→ TAREFA 1:
Responda às perguntas sobre o texto da soltura de José Dirceu:
(a) Pelos votos de quais ministros o STF soltou José Dirceu?
(b) Segundo o texto, o que é necessário para a concessão da prisão preventiva?
(c) Qual dicionário é citado na definição do significado básico de prevenir?
→ TAREFA 2: Por favor, retome o texto sobre a soltura de José Dirceu logo depois da última frase, mantendo o mesmo tom.

→ TEXTO APRESENTADO:
# # # # # # #

Dirceu fora das grades

Direito Hoje / 04/05/2017 - 06h00

Antônio Álvares da Silva*

O STF, pelos votos dos ministros Tófoli, Lewandowsky e Gilmar Mendes, soltou José Dirceu, preso preventivamente há quase dois anos. Esta soltura suscita muitas reflexões jurídicas e mostra que não é fácil julgar em situações-limite.

Prisão preventiva não é condenação. Prevenir vem de prae, antes, e venire, verbo latino que significa vir. Portanto, o verbo traz a ideia de tudo que vem antes. Daí o significado básico de dispor com antecipação (as coisas) de modo que se evite mal ou dano, tal como define o Houaiss. Trata-se de um caso de prisão cautelar, para prevenir um mal maior que poderia ser praticado pelo réu caso permanecesse solto. Para sua concessão é necessário que haja prova da materialidade e indícios de autoria. Aplica-se aqui o princípio do bom direito (fumus boni iuris) e do perigo da demora (periculum in mora), que existe desde o Direito Romano e é inerente ao poder de todo juiz que, usando do poder de cautela, toma medidas protetivas para que se chegue a um julgamento justo e equilibrado do processo, que pode demorar anos, e haver por isto mudança da situação de fato.

Porém a prisão preventiva não é julgamento definitivo. Nela há sempre uma certa dose de provisoriedade, que autoriza sua suspensão mudando-se a realidade. Trata-se de um meio que auxilia na apuração da verdade, mas não é a verdade em si mesma. José Dirceu já está preso há quase dois anos. A prisão provisória vai se tornando definitiva e reverte-se o sentido do processo, que começa pela pena, antes de se provarem os fatos.

Por outro lado, é certo que, se não tivesse havido esta pressão do Judiciário, a Lava Lato não se transformaria em realidade. Tudo se consumiria num tumulto processual com recursos e medidas protelatórias de todos os lados, impedindo a finalização do processo, como sempre foi a regra entre nós. A Lava Jato mudou esta mentalidade e vem mostrando que a lei existe de fato para todos, ricos, pobres, grandes, pequenos, empresários ou cidadãos comuns. Sem esta igualdade e os meios de obtê-la o Direito se torna uma palavra sem sentido e os códigos e leis podem ser rasgados.

# # # # # # #

→ REGISTROS FORNECIDOS:
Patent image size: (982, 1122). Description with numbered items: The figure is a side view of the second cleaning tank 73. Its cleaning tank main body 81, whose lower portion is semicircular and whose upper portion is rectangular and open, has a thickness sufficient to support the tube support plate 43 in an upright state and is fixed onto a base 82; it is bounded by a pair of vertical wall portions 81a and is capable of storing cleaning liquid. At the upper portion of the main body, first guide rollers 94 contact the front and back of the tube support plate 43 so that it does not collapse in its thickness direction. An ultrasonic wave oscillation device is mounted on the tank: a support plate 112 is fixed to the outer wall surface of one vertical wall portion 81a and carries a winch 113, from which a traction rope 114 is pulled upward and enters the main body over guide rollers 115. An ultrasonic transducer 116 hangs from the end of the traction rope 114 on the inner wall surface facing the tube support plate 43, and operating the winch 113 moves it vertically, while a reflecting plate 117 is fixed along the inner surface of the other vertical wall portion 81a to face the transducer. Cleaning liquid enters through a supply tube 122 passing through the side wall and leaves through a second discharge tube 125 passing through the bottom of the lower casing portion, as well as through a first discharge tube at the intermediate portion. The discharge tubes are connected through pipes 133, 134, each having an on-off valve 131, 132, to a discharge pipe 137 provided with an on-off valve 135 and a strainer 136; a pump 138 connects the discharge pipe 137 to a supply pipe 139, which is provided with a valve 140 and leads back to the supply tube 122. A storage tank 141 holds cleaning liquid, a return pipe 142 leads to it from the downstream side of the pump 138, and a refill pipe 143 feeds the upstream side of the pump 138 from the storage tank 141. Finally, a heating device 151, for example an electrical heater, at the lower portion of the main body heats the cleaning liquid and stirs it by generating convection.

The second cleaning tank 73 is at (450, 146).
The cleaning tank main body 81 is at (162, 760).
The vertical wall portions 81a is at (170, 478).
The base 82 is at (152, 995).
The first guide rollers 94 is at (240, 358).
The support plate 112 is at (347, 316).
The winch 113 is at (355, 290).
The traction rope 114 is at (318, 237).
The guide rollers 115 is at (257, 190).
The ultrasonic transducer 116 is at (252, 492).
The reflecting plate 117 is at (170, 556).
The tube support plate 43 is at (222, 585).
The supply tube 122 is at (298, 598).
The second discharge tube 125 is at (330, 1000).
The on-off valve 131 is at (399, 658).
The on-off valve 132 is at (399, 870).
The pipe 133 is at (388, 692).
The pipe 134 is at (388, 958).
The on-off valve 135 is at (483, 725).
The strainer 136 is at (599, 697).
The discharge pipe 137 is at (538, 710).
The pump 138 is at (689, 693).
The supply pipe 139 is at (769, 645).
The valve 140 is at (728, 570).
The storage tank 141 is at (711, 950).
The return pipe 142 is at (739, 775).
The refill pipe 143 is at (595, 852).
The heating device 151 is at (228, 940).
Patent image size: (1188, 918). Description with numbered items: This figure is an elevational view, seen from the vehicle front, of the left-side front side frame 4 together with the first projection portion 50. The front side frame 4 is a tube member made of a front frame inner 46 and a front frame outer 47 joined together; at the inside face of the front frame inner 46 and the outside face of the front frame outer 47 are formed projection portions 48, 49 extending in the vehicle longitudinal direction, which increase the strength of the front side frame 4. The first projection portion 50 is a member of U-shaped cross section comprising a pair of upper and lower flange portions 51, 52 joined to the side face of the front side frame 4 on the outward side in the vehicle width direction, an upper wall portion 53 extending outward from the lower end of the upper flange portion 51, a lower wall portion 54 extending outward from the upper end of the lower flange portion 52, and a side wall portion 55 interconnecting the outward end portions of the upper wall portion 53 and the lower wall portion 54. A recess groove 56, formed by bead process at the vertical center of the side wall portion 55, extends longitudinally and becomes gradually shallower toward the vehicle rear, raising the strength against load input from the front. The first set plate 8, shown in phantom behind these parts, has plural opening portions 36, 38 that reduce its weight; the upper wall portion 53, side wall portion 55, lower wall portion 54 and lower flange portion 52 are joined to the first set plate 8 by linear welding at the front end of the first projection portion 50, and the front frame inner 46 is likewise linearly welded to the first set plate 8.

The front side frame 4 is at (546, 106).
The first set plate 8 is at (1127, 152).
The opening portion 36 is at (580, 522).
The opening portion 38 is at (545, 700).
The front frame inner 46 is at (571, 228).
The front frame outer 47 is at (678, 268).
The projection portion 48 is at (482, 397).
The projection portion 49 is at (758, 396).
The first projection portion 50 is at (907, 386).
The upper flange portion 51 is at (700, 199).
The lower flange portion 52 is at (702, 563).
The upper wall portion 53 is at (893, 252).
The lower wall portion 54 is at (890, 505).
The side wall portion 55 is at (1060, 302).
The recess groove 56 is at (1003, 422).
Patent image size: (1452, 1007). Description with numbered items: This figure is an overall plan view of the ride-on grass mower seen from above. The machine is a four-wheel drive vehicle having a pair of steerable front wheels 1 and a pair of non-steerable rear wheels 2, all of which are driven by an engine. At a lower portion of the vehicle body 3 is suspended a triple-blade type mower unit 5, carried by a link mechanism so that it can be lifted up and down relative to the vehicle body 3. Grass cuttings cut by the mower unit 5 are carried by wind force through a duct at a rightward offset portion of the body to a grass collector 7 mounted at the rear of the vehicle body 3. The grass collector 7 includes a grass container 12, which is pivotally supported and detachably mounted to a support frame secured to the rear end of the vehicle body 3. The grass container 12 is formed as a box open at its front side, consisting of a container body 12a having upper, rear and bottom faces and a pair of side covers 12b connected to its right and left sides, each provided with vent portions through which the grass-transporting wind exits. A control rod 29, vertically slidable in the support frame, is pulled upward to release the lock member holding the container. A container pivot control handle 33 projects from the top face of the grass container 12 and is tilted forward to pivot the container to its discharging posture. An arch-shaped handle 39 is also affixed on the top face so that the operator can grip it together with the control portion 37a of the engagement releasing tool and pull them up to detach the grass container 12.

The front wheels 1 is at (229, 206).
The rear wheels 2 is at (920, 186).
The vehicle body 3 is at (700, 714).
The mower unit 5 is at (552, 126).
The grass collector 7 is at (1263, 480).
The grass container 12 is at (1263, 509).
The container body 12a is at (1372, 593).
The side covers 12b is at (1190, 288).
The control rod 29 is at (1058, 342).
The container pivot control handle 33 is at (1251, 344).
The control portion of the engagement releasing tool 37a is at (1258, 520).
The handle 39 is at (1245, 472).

# # # # # # #

→ RESPOSTA ESCRITA 1:
(a) Pelos votos dos ministros Tófoli, Lewandowsky e Gilmar Mendes.
(b) É necessário que haja prova da materialidade e indícios de autoria.
(c) O Houaiss.

→ RESPOSTA ESCRITA 2:
E aqui entram em choque estes dois valores fundamentais: todo réu deve ser punido mas é preciso que haja o devido processo legal. Sem ele o Estado Democrático de Direito, prometido pela própria Constituição, seria uma promessa sem atualidade. Pergunta-se: pode praticar a ilegalidade para se obter um fim lícito? Pode haver um fim lícito sem que haja os meios de obtê-lo? Eis a questão.

Só há uma solução: se o Judiciário funciona com rapidez, a voz da Justiça se ouve definitivamente e a prisão é a consequência natural da condenação. Se há retardo, torna-se ilegal a prisão que deixa de ser preventiva para se tornar definitiva. Os fatos de que José Dirceu é acusado são gravíssimos e, se provados, ofendem frontalmente o direito vigente e a moralidade pública. Portanto, é hora de se perguntar também: Onde está a reforma do Judiciário para propiciar julgamentos legítimos e a condenação de quem for considerado culpado?

José Dirceu precisa acertar contas com a Justiça. Se for verdade o que contra ele se alega, nada mais justo do que encarcerá-lo definitivamente. Mas é preciso que se ouça também sua defesa e a prova que produzir. Nossa Constituição foi sábia, equilibrada e contundente quando afirmou: a todos, no âmbito judicial e administrativo, são assegurados a razoável duração do processo e os meios que garantam a celeridade de sua tramitação. Art. 5º, LXXVIII. Portanto, se o Judiciário tivesse funcionado em todas as instâncias, não haveria esta discussão de José Dirceu estar preso ou solto, mas sim a certeza de que um réu foi condenado ou absolvido pelos devidos procedimentos legais.